## Task statement
According to the sprite discussion, why should a common color pallet be decided on? Answer in one to three sentences.

Next we have to decide on a common color pallet. What this does is makes all of the reds the same red, all of the greens the same, etc. It'll take some rework, but it'll make it look better when you put Hilbert's head on Red's body. I wouldn't use special NPC sprites (professors, nurses, etc) as character parts, but stealing their colors would add in options.

I don't have too much time to work on this today, but let me see what I can whip up in a few days. If you guys have any specific needs for these files to be used as resources, let me know(image sizes and the like). Just adding 2 male heads and 2 male bodies makes 4 character designs. If you add 2 hair colors to each head, you double that to 8. It could be worth it but it'll take a little bit of work.
 

Tav

Fisherman
<< Needless to say, Hilbert looks absolutely fabulous on high heels.

I also think Oak's body simply requires a big head to fit with it.

This was a quick swapping really. Fitting both parts is on photoshop really simple copy/paste work, and each head fits in differently with another's body. I don't know if it's as easy using "a simple program" to shift the head 2 pixels up if Oak's body is used, or 2 pixels down if nurse Joy's body is used.
 
I managed to get a bit of time and made these male trainer sprites. This is phase 1, making the colors match and the "necks" at the same height. Next is to separate the heads off of the bodies but leave them at the same height to make two files.

I had to add 2 pixels height to Red and I'm not a very good at making sprites so if it needs fixing someone else may want to do it. I can pull the head off of the HG/SS guy, but the side views are killing me.

Also, I pulled the major clothing colors and made a common pallet. Does this look usable, at least for a start?
Male Trainers p1.pngPokeColors.png
-Rabbit
 

Tav

Fisherman
They certainly look awesome for a start ;) I have finals this week so I can't spend too much time on it, but I'll do some recoloring of female trainer as well using your color pallet.
 
If I have some time tonight, I'll work on a hair pallet for the heads. There's ultimately a few ways of doing this and it has to be decided early on by anyone who'd want to use this stuff. It basically comes down to how much information the programmers are willing to store and how many sliders they're willing to add at character creation.

1. Make a bunch of sprite sets that are set sprites, which is what P3D has now with it's single slider. In this case it would just be increasing the number of options.

2. Separate the bodies from the heads and put all male and female bodies on top and all of the heads on the bottom, allowing any head on any body. This leaves avatar data storage at 2-4 pieces of information, which body and which head. If you make a slider for colors, you can cut the time it takes to find what you want significantly.

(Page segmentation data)
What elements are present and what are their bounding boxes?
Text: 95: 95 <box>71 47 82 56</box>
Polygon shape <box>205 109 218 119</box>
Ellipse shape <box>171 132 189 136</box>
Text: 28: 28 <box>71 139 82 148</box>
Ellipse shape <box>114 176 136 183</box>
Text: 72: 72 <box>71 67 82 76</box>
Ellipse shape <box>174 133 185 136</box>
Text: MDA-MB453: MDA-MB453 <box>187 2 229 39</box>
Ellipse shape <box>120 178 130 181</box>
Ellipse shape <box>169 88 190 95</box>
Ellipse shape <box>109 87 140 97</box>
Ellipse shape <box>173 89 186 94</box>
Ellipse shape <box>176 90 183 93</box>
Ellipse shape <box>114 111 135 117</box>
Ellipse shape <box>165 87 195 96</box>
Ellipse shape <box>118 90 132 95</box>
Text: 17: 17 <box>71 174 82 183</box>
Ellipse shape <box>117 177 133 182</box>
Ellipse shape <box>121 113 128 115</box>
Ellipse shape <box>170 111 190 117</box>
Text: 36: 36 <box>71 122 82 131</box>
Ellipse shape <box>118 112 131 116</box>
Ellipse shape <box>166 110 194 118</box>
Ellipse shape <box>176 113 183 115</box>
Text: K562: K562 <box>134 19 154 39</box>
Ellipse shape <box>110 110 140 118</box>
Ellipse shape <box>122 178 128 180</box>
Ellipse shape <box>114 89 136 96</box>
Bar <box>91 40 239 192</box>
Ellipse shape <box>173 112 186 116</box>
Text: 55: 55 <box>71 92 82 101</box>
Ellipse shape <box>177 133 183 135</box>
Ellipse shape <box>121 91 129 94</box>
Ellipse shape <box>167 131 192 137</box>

## Task result
A common color pallet makes all of the reds the same red, all of the greens the same, and so on. It takes some rework, but it makes the result look better when Hilbert's head is put on Red's body.